> _DATA SHOWN_:
——————
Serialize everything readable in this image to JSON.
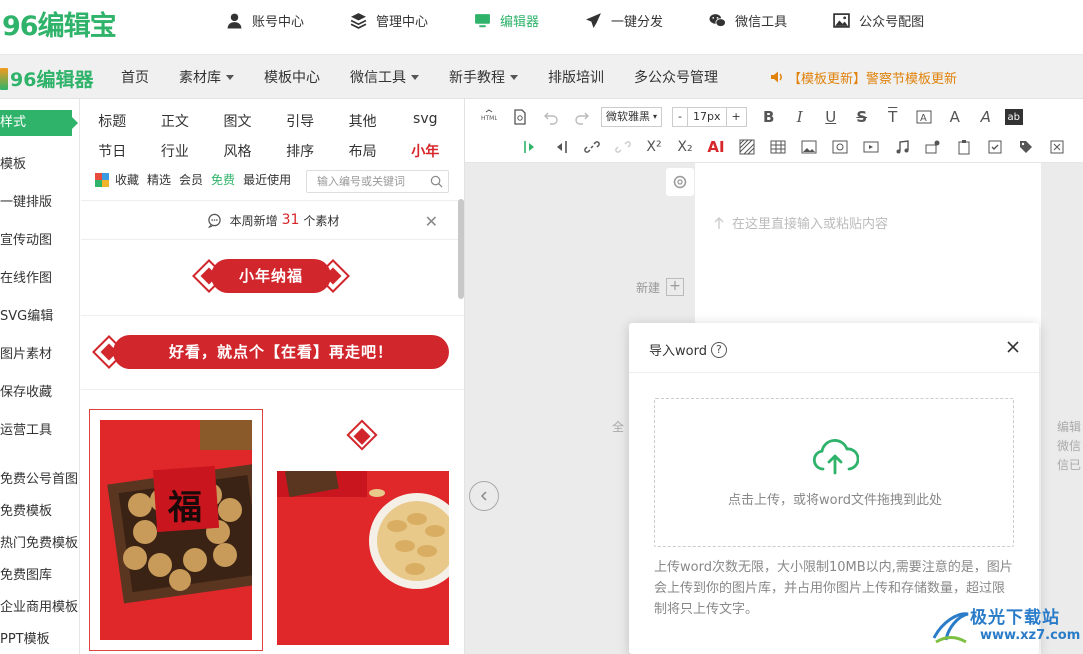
{
  "app": {
    "logo_text": "96编辑宝",
    "sub_logo_text": "96编辑器"
  },
  "top_nav": [
    {
      "label": "账号中心",
      "icon": "user-icon"
    },
    {
      "label": "管理中心",
      "icon": "layers-icon"
    },
    {
      "label": "编辑器",
      "icon": "monitor-icon",
      "active": true
    },
    {
      "label": "一键分发",
      "icon": "send-icon"
    },
    {
      "label": "微信工具",
      "icon": "wechat-icon"
    },
    {
      "label": "公众号配图",
      "icon": "image-icon"
    }
  ],
  "sub_nav": [
    {
      "label": "首页",
      "dropdown": false
    },
    {
      "label": "素材库",
      "dropdown": true
    },
    {
      "label": "模板中心",
      "dropdown": false
    },
    {
      "label": "微信工具",
      "dropdown": true
    },
    {
      "label": "新手教程",
      "dropdown": true
    },
    {
      "label": "排版培训",
      "dropdown": false
    },
    {
      "label": "多公众号管理",
      "dropdown": false
    }
  ],
  "notice": "【模板更新】警察节模板更新",
  "sidebar": [
    {
      "label": "样式",
      "active": true
    },
    {
      "label": "模板"
    },
    {
      "label": "一键排版"
    },
    {
      "label": "宣传动图"
    },
    {
      "label": "在线作图"
    },
    {
      "label": "SVG编辑"
    },
    {
      "label": "图片素材"
    },
    {
      "label": "保存收藏"
    },
    {
      "label": "运营工具"
    },
    {
      "label": "免费公号首图"
    },
    {
      "label": "免费模板"
    },
    {
      "label": "热门免费模板"
    },
    {
      "label": "免费图库"
    },
    {
      "label": "企业商用模板"
    },
    {
      "label": "PPT模板"
    }
  ],
  "categories_row1": [
    "标题",
    "正文",
    "图文",
    "引导",
    "其他",
    "svg"
  ],
  "categories_row2": [
    "节日",
    "行业",
    "风格",
    "排序",
    "布局",
    "小年"
  ],
  "filters": [
    "收藏",
    "精选",
    "会员",
    "免费",
    "最近使用"
  ],
  "search": {
    "placeholder": "输入编号或关键词"
  },
  "weekly": {
    "prefix": "本周新增",
    "count": "31",
    "suffix": "个素材"
  },
  "banners": [
    "小年纳福",
    "好看，就点个【在看】再走吧！"
  ],
  "thumb_text": "福",
  "toolbar": {
    "font": "微软雅黑",
    "size": "17px",
    "size_minus": "-",
    "size_plus": "+"
  },
  "editor": {
    "hint": "在这里直接输入或粘贴内容",
    "new_label": "新建",
    "edge_text": "全",
    "right_text": [
      "编辑",
      "微信",
      "信已"
    ]
  },
  "modal": {
    "title": "导入word",
    "help": "?",
    "upload_text": "点击上传，或将word文件拖拽到此处",
    "note": "上传word次数无限，大小限制10MB以内,需要注意的是，图片会上传到你的图片库，并占用你图片上传和存储数量，超过限制将只上传文字。"
  },
  "watermark": {
    "name": "极光下载站",
    "url": "www.xz7.com"
  },
  "colors": {
    "brand_green": "#2fb36a",
    "accent_red": "#d6262a",
    "notice_orange": "#e0820b"
  }
}
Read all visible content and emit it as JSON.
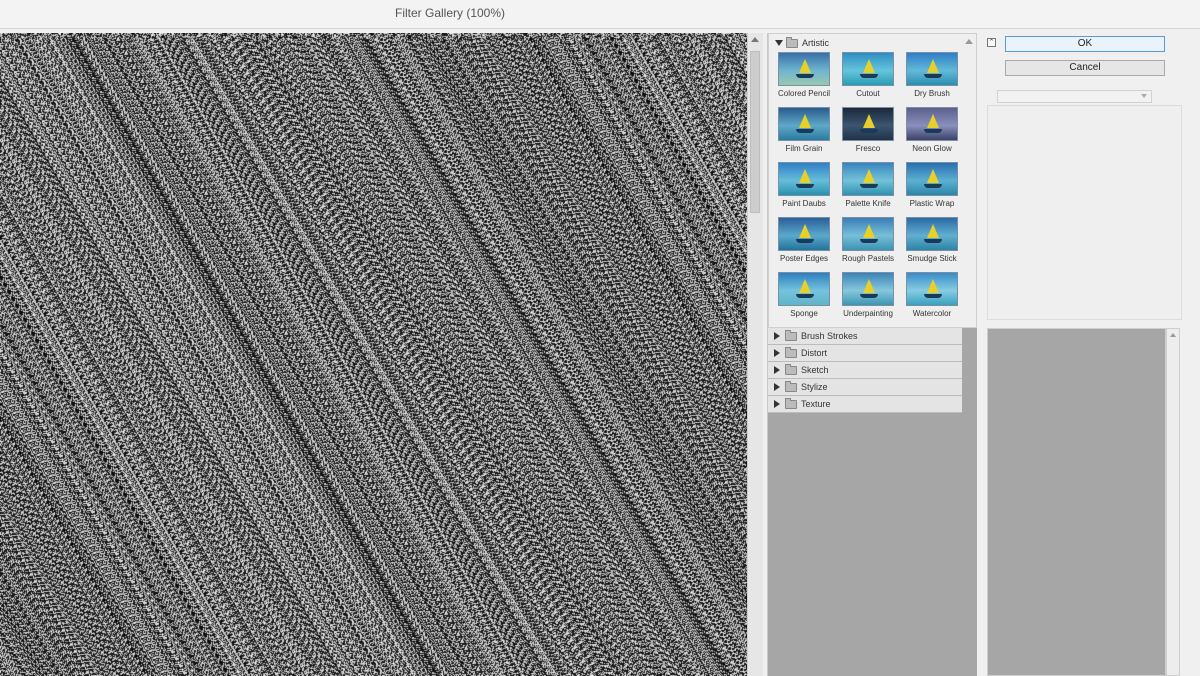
{
  "window": {
    "title": "Filter Gallery (100%)"
  },
  "filters": {
    "expanded_category": "Artistic",
    "items": [
      {
        "label": "Colored Pencil"
      },
      {
        "label": "Cutout"
      },
      {
        "label": "Dry Brush"
      },
      {
        "label": "Film Grain"
      },
      {
        "label": "Fresco"
      },
      {
        "label": "Neon Glow"
      },
      {
        "label": "Paint Daubs"
      },
      {
        "label": "Palette Knife"
      },
      {
        "label": "Plastic Wrap"
      },
      {
        "label": "Poster Edges"
      },
      {
        "label": "Rough Pastels"
      },
      {
        "label": "Smudge Stick"
      },
      {
        "label": "Sponge"
      },
      {
        "label": "Underpainting"
      },
      {
        "label": "Watercolor"
      }
    ],
    "collapsed_categories": [
      {
        "label": "Brush Strokes"
      },
      {
        "label": "Distort"
      },
      {
        "label": "Sketch"
      },
      {
        "label": "Stylize"
      },
      {
        "label": "Texture"
      }
    ]
  },
  "actions": {
    "ok_label": "OK",
    "cancel_label": "Cancel"
  },
  "colors": {
    "preview_bg": "#2a2a2a",
    "panel_gray": "#a6a6a6",
    "ok_border": "#5b9bd5"
  }
}
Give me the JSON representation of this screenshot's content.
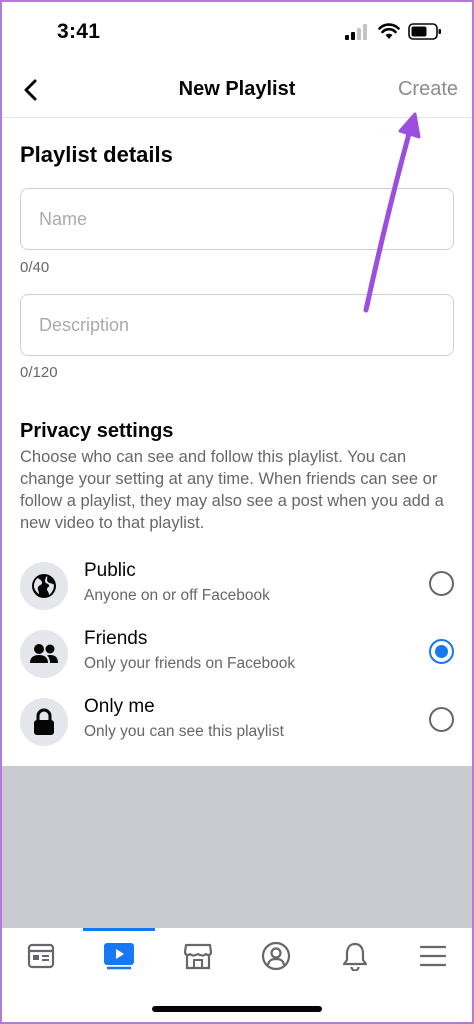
{
  "status_bar": {
    "time": "3:41"
  },
  "header": {
    "title": "New Playlist",
    "create_label": "Create"
  },
  "details": {
    "title": "Playlist details",
    "name": {
      "placeholder": "Name",
      "value": "",
      "counter": "0/40"
    },
    "description": {
      "placeholder": "Description",
      "value": "",
      "counter": "0/120"
    }
  },
  "privacy": {
    "title": "Privacy settings",
    "description": "Choose who can see and follow this playlist. You can change your setting at any time. When friends can see or follow a playlist, they may also see a post when you add a new video to that playlist.",
    "options": [
      {
        "label": "Public",
        "sublabel": "Anyone on or off Facebook",
        "icon": "globe-icon",
        "selected": false
      },
      {
        "label": "Friends",
        "sublabel": "Only your friends on Facebook",
        "icon": "friends-icon",
        "selected": true
      },
      {
        "label": "Only me",
        "sublabel": "Only you can see this playlist",
        "icon": "lock-icon",
        "selected": false
      }
    ]
  },
  "tab_bar": {
    "tabs": [
      {
        "name": "news-feed-icon",
        "active": false
      },
      {
        "name": "watch-icon",
        "active": true
      },
      {
        "name": "marketplace-icon",
        "active": false
      },
      {
        "name": "profile-icon",
        "active": false
      },
      {
        "name": "notifications-icon",
        "active": false
      },
      {
        "name": "menu-icon",
        "active": false
      }
    ]
  },
  "colors": {
    "accent": "#1877f2",
    "annotation_arrow": "#9b4ee0",
    "overlay": "#c9cbd0"
  }
}
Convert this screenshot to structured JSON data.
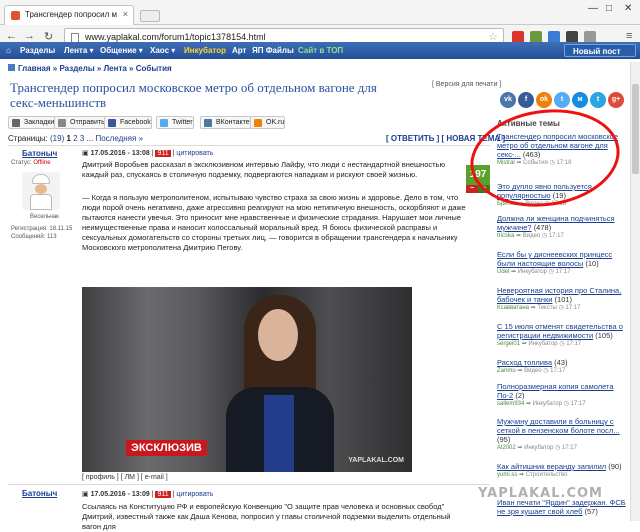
{
  "browser": {
    "tab_title": "Трансгендер попросил м",
    "url": "www.yaplakal.com/forum1/topic1378154.html"
  },
  "sitenav": {
    "items": [
      "Разделы",
      "Лента ▾",
      "Общение ▾",
      "Хаос ▾",
      "Инкубатор",
      "Арт",
      "ЯП Файлы",
      "Сайт в ТОП"
    ],
    "new_post": "Новый пост"
  },
  "breadcrumb": [
    "Главная",
    "Разделы",
    "Лента",
    "События"
  ],
  "topic": {
    "title": "Трансгендер попросил московское метро об отдельном вагоне для секс-меньшинств",
    "print_version": "[ Версия для печати ]"
  },
  "share": {
    "buttons": [
      "Закладки",
      "Отправить",
      "Facebook",
      "Twitter",
      "ВКонтакте",
      "OK.ru"
    ],
    "colors": [
      "#666666",
      "#888888",
      "#3b5998",
      "#55acee",
      "#4a76a8",
      "#ee8208"
    ]
  },
  "pager": {
    "label": "Страницы:",
    "count": "(19)",
    "pages": [
      "1",
      "2",
      "3"
    ],
    "dots": "...",
    "last": "Последняя »",
    "reply": "[ ОТВЕТИТЬ ]",
    "new_topic": "[ НОВАЯ ТЕМА ]"
  },
  "post1": {
    "author": "Батоныч",
    "date": "17.05.2016 - 13:08",
    "num": "911",
    "quote": "цитировать",
    "status_label": "Статус:",
    "status": "Offline",
    "rank": "Весельчак",
    "reg": "Регистрация: 18.11.15",
    "msgs": "Сообщений: 113",
    "rating": "197",
    "minus": "−",
    "plus": "+",
    "p1": "Дмитрий Воробьев рассказал в эксклюзивном интервью Лайфу, что люди с нестандартной внешностью каждый раз, спускаясь в столичную подземку, подвергаются нападкам и рискуют своей жизнью.",
    "p2": "— Когда я пользую метрополитеном, испытываю чувство страха за свою жизнь и здоровье. Дело в том, что люди порой очень негативно, даже агрессивно реагируют на мою нетипичную внешность, оскорбляют и даже пытаются нанести увечья. Это приносит мне нравственные и физические страдания. Нарушает мои личные неимущественные права и наносит колоссальный моральный вред. Я боюсь физической расправы и сексуальных домогательств со стороны третьих лиц, — говорится в обращении трансгендера к начальнику Московского метрополитена Дмитрию Пегову.",
    "photo_tag": "ЭКСКЛЮЗИВ",
    "photo_wm": "YAPLAKAL.COM",
    "links": "[ профиль ]  [ ЛМ ]  [ e-mail ]"
  },
  "post2": {
    "author": "Батоныч",
    "date": "17.05.2016 - 13:09",
    "num": "911",
    "quote": "цитировать",
    "text": "Ссылаясь на Конституцию РФ и европейскую Конвенцию \"О защите прав человека и основных свобод\" Дмитрий, известный также как Даша Кенова, попросил у главы столичной подземки выделить отдельный вагон для"
  },
  "sidebar": {
    "social": [
      "vk",
      "f",
      "ok",
      "t",
      "м",
      "t",
      "g+"
    ],
    "social_colors": [
      "#4a76a8",
      "#3b5998",
      "#ee8208",
      "#55acee",
      "#168de2",
      "#2ca5e0",
      "#dd4b39"
    ],
    "active_title": "Активные темы",
    "topics": [
      {
        "t": "Трансгендер попросил московское метро об отдельном вагоне для секс-...",
        "c": "(463)",
        "u": "Mistral",
        "s": "События",
        "time": "17:18"
      },
      {
        "t": "Это дупло явно пользуется популярностью",
        "c": "(19)",
        "u": "Бритва",
        "s": "Видео",
        "time": "17:18"
      },
      {
        "t": "Должна ли женщина подчиняться мужчине?",
        "c": "(478)",
        "u": "tricska",
        "s": "Видео",
        "time": "17:17"
      },
      {
        "t": "Если бы у диснеевских принцесс были настоящие волосы",
        "c": "(10)",
        "u": "Udel",
        "s": "Инкубатор",
        "time": "17:17"
      },
      {
        "t": "Невероятная история про Сталина, бабочек и танки",
        "c": "(101)",
        "u": "Ксавватана",
        "s": "Тексты",
        "time": "17:17"
      },
      {
        "t": "С 15 июля отменят свидетельства о регистрации недвижимости",
        "c": "(105)",
        "u": "sergei01",
        "s": "Инкубатор",
        "time": "17:17"
      },
      {
        "t": "Расход топлива",
        "c": "(43)",
        "u": "Zanmu",
        "s": "Видео",
        "time": "17:17"
      },
      {
        "t": "Полноразмерная копия самолета По-2",
        "c": "(2)",
        "u": "sallem934",
        "s": "Инкубатор",
        "time": "17:17"
      },
      {
        "t": "Мужчину доставили в больницу с сеткой в пензенском болоте посл...",
        "c": "(95)",
        "u": "Al2002",
        "s": "Инкубатор",
        "time": "17:17"
      },
      {
        "t": "Как айтишник веранду запилил",
        "c": "(90)",
        "u": "yumi.ss",
        "s": "Строительство",
        "time": ""
      },
      {
        "t": "Иван печати \"Ярдин\" задержан. ФСБ не зря кушает свой хлеб",
        "c": "(57)",
        "u": "",
        "s": "",
        "time": ""
      }
    ]
  },
  "watermark": "YAPLAKAL.COM"
}
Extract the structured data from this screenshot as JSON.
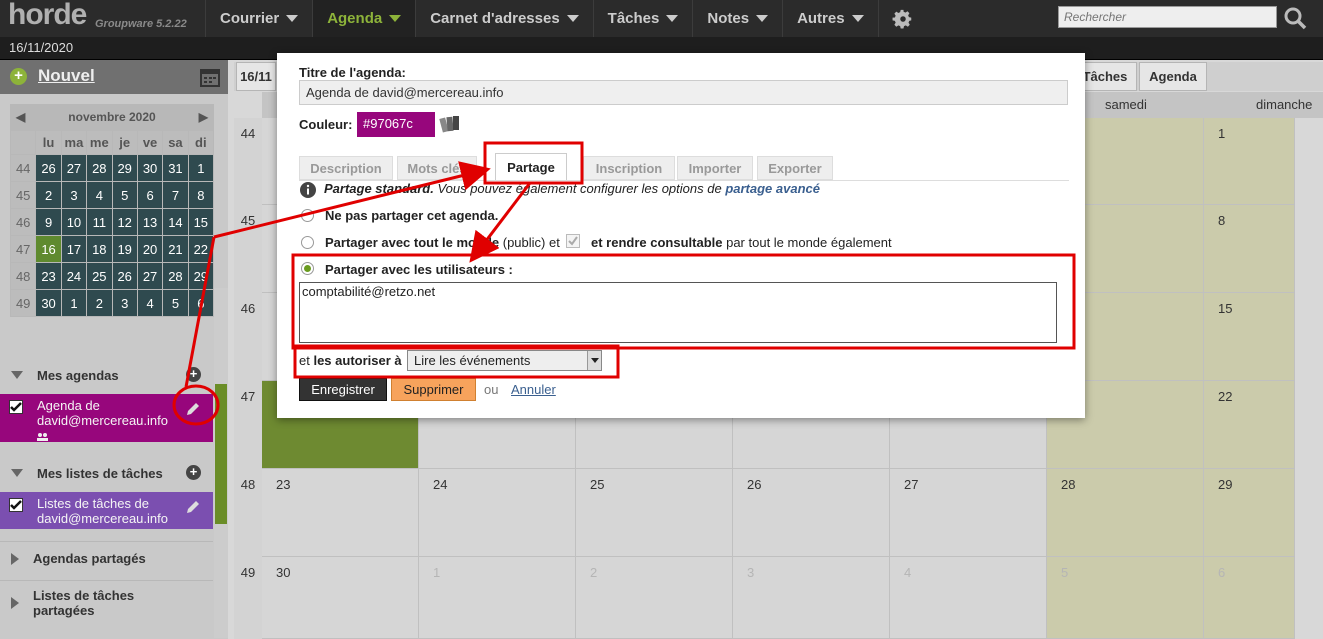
{
  "app": {
    "logo": "horde",
    "version": "Groupware 5.2.22",
    "date": "16/11/2020"
  },
  "menu": [
    {
      "label": "Courrier",
      "active": false
    },
    {
      "label": "Agenda",
      "active": true
    },
    {
      "label": "Carnet d'adresses",
      "active": false
    },
    {
      "label": "Tâches",
      "active": false
    },
    {
      "label": "Notes",
      "active": false
    },
    {
      "label": "Autres",
      "active": false
    }
  ],
  "search": {
    "placeholder": "Rechercher"
  },
  "sidebar": {
    "new_label": "Nouvel",
    "minical": {
      "month": "novembre 2020",
      "days": [
        "lu",
        "ma",
        "me",
        "je",
        "ve",
        "sa",
        "di"
      ],
      "weeks": [
        {
          "wk": "44",
          "d": [
            "26",
            "27",
            "28",
            "29",
            "30",
            "31",
            "1"
          ]
        },
        {
          "wk": "45",
          "d": [
            "2",
            "3",
            "4",
            "5",
            "6",
            "7",
            "8"
          ]
        },
        {
          "wk": "46",
          "d": [
            "9",
            "10",
            "11",
            "12",
            "13",
            "14",
            "15"
          ]
        },
        {
          "wk": "47",
          "d": [
            "16",
            "17",
            "18",
            "19",
            "20",
            "21",
            "22"
          ]
        },
        {
          "wk": "48",
          "d": [
            "23",
            "24",
            "25",
            "26",
            "27",
            "28",
            "29"
          ]
        },
        {
          "wk": "49",
          "d": [
            "30",
            "1",
            "2",
            "3",
            "4",
            "5",
            "6"
          ]
        }
      ]
    },
    "my_calendars": "Mes agendas",
    "calendar_item": "Agenda de david@mercereau.info",
    "my_tasklists": "Mes listes de tâches",
    "tasklist_item": "Listes de tâches de david@mercereau.info",
    "shared_calendars": "Agendas partagés",
    "shared_tasklists": "Listes de tâches partagées"
  },
  "calendar": {
    "view_tabs": [
      "16/11",
      "Tâches",
      "Agenda"
    ],
    "day_names": [
      "samedi",
      "dimanche"
    ],
    "weeks": [
      {
        "wk": "44",
        "days": [
          "",
          "",
          "",
          "",
          "",
          "",
          "1"
        ]
      },
      {
        "wk": "45",
        "days": [
          "",
          "",
          "",
          "",
          "",
          "",
          "8"
        ]
      },
      {
        "wk": "46",
        "days": [
          "",
          "",
          "",
          "",
          "",
          "",
          "15"
        ]
      },
      {
        "wk": "47",
        "days": [
          "",
          "",
          "",
          "",
          "",
          "",
          "22"
        ]
      },
      {
        "wk": "48",
        "days": [
          "23",
          "24",
          "25",
          "26",
          "27",
          "28",
          "29"
        ]
      },
      {
        "wk": "49",
        "days": [
          "30",
          "1",
          "2",
          "3",
          "4",
          "5",
          "6"
        ]
      }
    ]
  },
  "dialog": {
    "title_label": "Titre de l'agenda:",
    "title_value": "Agenda de david@mercereau.info",
    "color_label": "Couleur:",
    "color_value": "#97067c",
    "tabs": [
      "Description",
      "Mots clés",
      "Partage",
      "Inscription",
      "Importer",
      "Exporter"
    ],
    "info_bold": "Partage standard.",
    "info_text": " Vous pouvez également configurer les options de ",
    "info_link": "partage avancé",
    "opt_none": "Ne pas partager cet agenda.",
    "opt_public_bold": "Partager avec tout le monde",
    "opt_public_mid": " (public) et ",
    "opt_public_bold2": "et rendre consultable",
    "opt_public_end": " par tout le monde également",
    "opt_users": "Partager avec les utilisateurs :",
    "users_value": "comptabilité@retzo.net",
    "allow_pre": "et ",
    "allow_bold": "les autoriser à",
    "allow_value": "Lire les événements",
    "save": "Enregistrer",
    "delete": "Supprimer",
    "or": "ou",
    "cancel": "Annuler"
  },
  "colors": {
    "accent": "#8db33a",
    "calendar": "#97067c",
    "tasklist": "#7b4fb0",
    "annotation": "#e00000"
  }
}
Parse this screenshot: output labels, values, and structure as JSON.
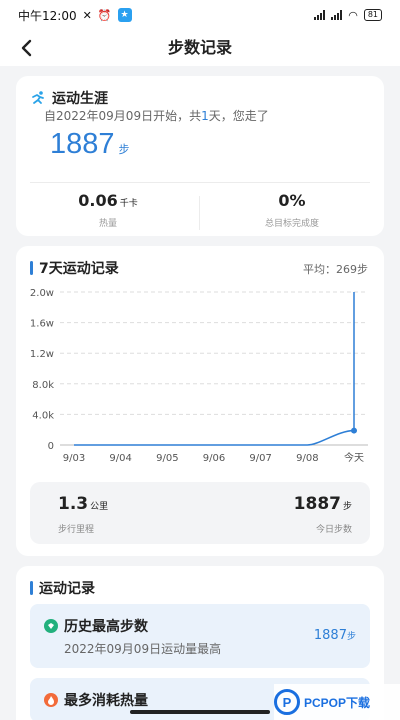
——————
> _DIRECTION_:
A number is the only answer here: how many lines of the material above contain "mercereau"?

> _RESPONSE FOR THIS EXERCISE_:
3